START Material
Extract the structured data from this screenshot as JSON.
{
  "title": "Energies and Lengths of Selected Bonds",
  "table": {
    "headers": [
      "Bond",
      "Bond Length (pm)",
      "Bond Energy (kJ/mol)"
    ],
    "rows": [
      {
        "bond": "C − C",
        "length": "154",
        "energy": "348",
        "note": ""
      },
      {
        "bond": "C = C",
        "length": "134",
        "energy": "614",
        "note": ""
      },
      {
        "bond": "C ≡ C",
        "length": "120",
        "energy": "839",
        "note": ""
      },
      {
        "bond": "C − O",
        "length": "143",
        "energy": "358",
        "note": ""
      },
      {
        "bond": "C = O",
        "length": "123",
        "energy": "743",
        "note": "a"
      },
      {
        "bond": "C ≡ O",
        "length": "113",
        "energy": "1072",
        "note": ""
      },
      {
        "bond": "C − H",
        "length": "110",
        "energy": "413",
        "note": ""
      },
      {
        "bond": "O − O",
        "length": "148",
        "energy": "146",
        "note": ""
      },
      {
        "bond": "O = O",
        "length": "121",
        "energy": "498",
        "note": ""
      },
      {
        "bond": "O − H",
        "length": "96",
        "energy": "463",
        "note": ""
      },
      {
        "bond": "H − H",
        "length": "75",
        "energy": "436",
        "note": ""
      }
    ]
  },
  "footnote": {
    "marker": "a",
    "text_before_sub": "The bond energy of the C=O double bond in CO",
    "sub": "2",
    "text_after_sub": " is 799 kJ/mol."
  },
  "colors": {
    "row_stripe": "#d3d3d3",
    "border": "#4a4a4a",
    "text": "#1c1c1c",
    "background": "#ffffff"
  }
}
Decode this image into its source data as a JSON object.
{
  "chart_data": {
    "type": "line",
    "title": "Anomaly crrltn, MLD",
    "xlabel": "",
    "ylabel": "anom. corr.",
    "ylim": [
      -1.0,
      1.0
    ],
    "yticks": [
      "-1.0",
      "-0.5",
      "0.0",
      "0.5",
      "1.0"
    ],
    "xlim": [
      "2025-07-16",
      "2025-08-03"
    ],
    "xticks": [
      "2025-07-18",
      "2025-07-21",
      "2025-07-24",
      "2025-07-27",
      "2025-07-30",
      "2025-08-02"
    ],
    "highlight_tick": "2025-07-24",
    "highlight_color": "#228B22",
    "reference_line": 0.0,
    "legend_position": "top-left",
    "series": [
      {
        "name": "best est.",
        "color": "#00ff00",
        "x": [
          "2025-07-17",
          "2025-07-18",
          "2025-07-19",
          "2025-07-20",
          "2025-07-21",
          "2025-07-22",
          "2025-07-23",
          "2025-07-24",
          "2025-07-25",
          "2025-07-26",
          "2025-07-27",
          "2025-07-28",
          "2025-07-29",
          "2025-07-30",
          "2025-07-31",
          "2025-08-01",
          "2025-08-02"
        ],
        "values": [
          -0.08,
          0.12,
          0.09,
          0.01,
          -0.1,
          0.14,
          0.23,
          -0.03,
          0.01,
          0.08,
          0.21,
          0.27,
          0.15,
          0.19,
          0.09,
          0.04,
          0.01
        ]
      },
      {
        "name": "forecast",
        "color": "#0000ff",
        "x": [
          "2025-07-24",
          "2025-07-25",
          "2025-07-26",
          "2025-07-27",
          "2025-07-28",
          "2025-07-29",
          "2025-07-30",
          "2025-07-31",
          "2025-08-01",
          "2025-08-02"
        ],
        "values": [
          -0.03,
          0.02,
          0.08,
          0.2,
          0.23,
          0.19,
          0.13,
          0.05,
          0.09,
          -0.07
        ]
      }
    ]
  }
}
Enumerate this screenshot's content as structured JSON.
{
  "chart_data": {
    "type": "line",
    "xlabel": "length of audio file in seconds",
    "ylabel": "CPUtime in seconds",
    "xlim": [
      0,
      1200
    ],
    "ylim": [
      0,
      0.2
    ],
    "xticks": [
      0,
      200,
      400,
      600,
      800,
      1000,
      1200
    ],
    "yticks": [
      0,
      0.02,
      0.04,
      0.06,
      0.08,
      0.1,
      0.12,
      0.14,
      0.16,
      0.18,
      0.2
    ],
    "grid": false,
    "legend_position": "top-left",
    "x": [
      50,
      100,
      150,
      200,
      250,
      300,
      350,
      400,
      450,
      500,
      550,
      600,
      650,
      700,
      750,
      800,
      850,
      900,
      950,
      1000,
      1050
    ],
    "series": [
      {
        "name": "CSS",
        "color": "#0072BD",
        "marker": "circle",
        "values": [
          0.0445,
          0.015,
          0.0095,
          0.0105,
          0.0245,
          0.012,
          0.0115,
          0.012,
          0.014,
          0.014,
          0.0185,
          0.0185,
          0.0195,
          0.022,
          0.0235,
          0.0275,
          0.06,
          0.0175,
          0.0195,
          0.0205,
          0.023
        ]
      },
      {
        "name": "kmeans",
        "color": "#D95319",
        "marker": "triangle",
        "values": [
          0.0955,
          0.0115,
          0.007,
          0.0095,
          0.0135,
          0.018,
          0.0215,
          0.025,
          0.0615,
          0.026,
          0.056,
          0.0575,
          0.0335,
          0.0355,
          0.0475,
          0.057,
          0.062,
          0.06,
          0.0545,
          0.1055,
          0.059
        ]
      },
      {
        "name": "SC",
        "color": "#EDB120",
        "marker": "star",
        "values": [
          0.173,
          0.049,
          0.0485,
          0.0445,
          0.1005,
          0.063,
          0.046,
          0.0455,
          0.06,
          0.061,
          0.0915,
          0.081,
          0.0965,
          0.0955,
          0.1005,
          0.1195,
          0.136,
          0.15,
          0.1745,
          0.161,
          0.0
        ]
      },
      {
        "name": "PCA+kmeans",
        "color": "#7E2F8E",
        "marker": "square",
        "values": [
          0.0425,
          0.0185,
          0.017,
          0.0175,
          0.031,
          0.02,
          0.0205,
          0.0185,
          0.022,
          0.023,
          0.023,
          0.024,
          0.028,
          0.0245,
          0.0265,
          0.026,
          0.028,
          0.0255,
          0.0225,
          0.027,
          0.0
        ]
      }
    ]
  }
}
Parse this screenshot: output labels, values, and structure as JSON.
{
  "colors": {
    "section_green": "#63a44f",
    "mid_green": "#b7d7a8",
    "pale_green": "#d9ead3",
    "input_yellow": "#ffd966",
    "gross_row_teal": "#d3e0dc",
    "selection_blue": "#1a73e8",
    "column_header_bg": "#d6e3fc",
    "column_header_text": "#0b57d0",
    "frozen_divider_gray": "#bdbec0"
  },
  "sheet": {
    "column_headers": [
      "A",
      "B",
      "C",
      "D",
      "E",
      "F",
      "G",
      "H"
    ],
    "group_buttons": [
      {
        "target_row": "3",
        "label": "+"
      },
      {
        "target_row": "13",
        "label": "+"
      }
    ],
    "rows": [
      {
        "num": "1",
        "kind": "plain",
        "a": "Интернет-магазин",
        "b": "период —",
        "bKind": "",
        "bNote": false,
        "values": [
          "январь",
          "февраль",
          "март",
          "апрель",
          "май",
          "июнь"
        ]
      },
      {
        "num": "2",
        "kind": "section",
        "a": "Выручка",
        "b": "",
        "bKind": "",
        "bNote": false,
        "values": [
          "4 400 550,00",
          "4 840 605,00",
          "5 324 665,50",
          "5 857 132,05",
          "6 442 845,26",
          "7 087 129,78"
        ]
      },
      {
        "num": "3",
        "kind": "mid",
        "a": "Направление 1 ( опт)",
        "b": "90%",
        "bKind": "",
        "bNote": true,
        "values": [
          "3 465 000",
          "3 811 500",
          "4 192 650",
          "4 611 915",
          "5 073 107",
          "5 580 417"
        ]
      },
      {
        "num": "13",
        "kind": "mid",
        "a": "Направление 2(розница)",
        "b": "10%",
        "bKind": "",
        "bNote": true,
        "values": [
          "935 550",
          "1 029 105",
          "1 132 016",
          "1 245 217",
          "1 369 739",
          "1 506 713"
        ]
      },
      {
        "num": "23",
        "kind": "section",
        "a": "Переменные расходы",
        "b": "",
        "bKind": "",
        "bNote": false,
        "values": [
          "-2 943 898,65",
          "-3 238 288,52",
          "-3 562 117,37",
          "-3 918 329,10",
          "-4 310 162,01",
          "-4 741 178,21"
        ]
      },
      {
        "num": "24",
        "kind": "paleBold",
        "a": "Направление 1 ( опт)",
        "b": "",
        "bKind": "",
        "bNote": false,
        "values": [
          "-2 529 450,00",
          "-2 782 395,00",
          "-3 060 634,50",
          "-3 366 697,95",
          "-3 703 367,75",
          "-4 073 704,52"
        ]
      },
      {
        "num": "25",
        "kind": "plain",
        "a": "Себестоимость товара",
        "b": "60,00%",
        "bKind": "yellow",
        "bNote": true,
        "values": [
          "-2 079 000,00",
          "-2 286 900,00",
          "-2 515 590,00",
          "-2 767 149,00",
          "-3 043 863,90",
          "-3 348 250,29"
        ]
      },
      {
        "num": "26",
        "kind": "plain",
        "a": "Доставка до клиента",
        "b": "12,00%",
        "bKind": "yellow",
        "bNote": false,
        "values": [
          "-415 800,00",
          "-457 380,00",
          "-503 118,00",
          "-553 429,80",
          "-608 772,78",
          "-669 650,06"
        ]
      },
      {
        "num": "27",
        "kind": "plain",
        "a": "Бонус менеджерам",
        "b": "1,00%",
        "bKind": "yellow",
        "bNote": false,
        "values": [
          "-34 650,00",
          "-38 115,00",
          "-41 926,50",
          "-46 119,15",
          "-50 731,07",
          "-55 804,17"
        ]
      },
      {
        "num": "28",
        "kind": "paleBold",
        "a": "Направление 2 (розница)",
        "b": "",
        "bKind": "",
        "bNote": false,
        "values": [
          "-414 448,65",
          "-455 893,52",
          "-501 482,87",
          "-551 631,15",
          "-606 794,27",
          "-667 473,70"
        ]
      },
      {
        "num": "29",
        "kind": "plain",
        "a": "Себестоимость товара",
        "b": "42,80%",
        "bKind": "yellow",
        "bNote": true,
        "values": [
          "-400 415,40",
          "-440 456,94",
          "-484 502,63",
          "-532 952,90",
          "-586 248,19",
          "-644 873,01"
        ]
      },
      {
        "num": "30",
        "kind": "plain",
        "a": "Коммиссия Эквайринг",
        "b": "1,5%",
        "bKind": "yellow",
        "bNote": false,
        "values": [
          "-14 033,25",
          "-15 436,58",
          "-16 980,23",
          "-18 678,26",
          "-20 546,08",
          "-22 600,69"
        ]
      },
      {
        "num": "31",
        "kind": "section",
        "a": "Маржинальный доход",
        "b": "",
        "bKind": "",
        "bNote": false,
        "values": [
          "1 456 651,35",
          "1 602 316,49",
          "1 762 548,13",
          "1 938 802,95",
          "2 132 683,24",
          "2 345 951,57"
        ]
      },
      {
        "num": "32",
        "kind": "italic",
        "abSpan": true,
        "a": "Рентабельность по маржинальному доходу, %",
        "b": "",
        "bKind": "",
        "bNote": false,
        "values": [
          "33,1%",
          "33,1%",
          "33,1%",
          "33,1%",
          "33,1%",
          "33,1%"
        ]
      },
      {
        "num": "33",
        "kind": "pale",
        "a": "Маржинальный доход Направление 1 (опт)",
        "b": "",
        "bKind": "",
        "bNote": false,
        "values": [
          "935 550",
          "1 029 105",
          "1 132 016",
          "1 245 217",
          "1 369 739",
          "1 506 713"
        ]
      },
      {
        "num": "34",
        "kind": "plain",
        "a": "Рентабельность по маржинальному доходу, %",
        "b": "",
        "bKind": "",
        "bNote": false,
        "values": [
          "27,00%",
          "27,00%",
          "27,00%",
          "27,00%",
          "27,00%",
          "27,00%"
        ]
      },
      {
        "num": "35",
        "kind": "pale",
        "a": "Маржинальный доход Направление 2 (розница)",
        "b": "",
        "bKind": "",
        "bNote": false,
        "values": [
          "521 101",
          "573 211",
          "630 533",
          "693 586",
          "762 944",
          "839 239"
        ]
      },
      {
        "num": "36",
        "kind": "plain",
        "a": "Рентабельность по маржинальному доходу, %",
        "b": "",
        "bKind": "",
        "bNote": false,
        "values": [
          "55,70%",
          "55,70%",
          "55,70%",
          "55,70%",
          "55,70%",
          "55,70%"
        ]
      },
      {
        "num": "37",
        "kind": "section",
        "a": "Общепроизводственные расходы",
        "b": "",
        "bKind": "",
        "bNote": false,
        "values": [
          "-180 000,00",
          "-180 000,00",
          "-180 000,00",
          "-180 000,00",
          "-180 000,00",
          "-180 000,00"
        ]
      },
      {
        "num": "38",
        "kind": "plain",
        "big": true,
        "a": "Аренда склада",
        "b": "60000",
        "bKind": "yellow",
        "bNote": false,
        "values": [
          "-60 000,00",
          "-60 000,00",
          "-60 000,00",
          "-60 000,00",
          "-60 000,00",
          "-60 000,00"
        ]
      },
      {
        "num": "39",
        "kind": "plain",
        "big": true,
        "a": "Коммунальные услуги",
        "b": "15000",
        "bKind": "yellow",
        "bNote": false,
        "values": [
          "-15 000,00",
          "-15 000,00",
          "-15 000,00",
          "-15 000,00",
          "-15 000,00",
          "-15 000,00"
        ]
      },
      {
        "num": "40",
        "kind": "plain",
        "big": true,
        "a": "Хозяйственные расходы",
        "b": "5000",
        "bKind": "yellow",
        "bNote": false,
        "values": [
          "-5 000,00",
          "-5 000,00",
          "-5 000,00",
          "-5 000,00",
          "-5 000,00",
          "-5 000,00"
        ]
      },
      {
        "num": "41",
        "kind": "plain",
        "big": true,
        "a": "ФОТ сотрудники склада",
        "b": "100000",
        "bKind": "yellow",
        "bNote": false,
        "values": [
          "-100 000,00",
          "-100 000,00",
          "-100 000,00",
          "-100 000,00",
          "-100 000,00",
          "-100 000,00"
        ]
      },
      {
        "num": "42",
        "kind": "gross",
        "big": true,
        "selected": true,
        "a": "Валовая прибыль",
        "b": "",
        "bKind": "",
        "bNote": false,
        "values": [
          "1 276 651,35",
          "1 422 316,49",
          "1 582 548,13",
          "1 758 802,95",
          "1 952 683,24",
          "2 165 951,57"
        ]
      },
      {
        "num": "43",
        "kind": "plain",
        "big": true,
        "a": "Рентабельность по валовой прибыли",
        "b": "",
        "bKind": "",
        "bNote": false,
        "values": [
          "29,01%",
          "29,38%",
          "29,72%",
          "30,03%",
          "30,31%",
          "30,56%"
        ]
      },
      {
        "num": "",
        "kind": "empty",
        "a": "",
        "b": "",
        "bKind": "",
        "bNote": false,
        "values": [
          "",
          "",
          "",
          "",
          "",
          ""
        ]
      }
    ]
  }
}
END Material
### Given request
Check each line of the records for the word "Маржинальный" and extract those that contain it.

### Answer to this problem
        "a": "Маржинальный доход",
        "a": "Маржинальный доход Направление 1 (опт)",
        "a": "Маржинальный доход Направление 2 (розница)",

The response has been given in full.